Exercise —
Your task is to repeat all of the material exactly.

Extracts from a graphics dataset:
□ □ □ □

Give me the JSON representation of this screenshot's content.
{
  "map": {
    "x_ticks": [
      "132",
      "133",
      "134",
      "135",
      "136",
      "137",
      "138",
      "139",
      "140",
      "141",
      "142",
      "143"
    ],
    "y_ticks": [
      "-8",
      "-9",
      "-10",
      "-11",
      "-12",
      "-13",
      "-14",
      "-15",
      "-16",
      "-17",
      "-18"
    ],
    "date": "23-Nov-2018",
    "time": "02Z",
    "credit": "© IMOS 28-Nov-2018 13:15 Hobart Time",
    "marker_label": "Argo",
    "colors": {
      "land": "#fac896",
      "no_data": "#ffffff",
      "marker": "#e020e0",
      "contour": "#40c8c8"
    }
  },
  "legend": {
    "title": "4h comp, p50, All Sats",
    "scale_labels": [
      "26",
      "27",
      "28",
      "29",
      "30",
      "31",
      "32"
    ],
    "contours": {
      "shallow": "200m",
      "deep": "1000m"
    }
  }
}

□ □ □ □

Task result —
Give me the JSON representation of this screenshot's content.
{
  "map": {
    "x_ticks": [
      "132",
      "133",
      "134",
      "135",
      "136",
      "137",
      "138",
      "139",
      "140",
      "141",
      "142",
      "143"
    ],
    "y_ticks": [
      "-8",
      "-9",
      "-10",
      "-11",
      "-12",
      "-13",
      "-14",
      "-15",
      "-16",
      "-17",
      "-18"
    ],
    "date": "23-Nov-2018",
    "time": "02Z",
    "credit": "© IMOS 28-Nov-2018 13:15 Hobart Time",
    "marker_label": "Argo",
    "colors": {
      "land": "#fac896",
      "no_data": "#ffffff",
      "marker": "#e020e0",
      "contour": "#40c8c8"
    }
  },
  "legend": {
    "title": "4h comp, p50, All Sats",
    "scale_labels": [
      "26",
      "27",
      "28",
      "29",
      "30",
      "31",
      "32"
    ],
    "contours": {
      "shallow": "200m",
      "deep": "1000m"
    }
  }
}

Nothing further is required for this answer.